• **Entries shown**
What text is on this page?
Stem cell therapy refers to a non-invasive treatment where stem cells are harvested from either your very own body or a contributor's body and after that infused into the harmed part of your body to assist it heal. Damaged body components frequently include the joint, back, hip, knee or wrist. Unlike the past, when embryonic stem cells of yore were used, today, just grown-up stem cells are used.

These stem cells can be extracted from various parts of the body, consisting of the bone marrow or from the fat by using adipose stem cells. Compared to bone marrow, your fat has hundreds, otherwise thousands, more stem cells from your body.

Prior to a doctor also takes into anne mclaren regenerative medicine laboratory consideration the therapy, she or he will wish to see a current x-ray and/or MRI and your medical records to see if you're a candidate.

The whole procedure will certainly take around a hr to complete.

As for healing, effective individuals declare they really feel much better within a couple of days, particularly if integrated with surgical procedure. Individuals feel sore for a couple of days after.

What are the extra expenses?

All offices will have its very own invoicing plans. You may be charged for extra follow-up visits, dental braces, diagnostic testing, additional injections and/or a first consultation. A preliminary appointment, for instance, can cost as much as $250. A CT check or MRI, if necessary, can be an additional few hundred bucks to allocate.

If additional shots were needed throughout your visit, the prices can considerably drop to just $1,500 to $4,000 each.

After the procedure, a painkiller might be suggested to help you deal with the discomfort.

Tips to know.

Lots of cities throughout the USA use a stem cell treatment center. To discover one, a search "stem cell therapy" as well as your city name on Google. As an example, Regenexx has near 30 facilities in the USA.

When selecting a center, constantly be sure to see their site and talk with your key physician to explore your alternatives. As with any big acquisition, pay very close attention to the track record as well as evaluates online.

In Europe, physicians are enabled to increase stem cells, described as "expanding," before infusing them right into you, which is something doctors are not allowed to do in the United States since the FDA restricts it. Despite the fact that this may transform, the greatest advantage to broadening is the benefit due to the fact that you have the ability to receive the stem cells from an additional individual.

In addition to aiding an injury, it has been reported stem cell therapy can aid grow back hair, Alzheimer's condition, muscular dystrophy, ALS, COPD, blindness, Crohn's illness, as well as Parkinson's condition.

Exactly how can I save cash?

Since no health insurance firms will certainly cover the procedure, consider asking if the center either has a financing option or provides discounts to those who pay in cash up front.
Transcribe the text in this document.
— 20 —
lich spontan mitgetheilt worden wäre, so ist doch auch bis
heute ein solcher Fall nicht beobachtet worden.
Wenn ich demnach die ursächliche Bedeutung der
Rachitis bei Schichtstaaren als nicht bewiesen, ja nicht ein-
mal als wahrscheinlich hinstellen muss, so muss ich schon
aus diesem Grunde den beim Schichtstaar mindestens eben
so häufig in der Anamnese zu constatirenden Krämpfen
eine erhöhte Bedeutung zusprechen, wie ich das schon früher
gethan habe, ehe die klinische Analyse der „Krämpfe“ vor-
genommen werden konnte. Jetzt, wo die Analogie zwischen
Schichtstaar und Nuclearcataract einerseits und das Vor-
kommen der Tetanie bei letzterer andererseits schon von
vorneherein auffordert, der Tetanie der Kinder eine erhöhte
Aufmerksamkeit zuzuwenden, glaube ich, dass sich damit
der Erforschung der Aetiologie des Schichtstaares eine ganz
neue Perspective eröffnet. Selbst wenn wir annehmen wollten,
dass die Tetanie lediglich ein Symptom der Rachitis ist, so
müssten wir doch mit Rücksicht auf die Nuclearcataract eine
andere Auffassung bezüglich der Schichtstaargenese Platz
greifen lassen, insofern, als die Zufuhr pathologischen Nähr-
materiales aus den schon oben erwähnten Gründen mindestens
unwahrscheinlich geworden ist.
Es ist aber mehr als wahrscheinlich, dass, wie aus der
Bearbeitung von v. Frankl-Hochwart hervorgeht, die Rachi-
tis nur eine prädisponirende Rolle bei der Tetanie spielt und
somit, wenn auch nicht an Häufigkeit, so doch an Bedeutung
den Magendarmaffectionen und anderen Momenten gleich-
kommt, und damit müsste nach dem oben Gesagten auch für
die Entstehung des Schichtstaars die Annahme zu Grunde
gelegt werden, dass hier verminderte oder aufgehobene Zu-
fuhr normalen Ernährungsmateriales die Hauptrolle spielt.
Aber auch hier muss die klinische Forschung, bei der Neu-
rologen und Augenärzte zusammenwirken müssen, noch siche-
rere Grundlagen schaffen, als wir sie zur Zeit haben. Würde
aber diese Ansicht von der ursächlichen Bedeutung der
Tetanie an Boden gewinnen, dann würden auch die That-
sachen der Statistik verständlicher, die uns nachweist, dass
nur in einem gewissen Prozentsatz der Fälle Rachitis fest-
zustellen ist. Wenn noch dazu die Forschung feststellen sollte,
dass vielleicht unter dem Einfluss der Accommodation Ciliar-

• **Goal of the exercise**
Retrieve each line of the data in which the word "What" can be found.

• **Final answer**
What text is on this page?
What are the extra expenses?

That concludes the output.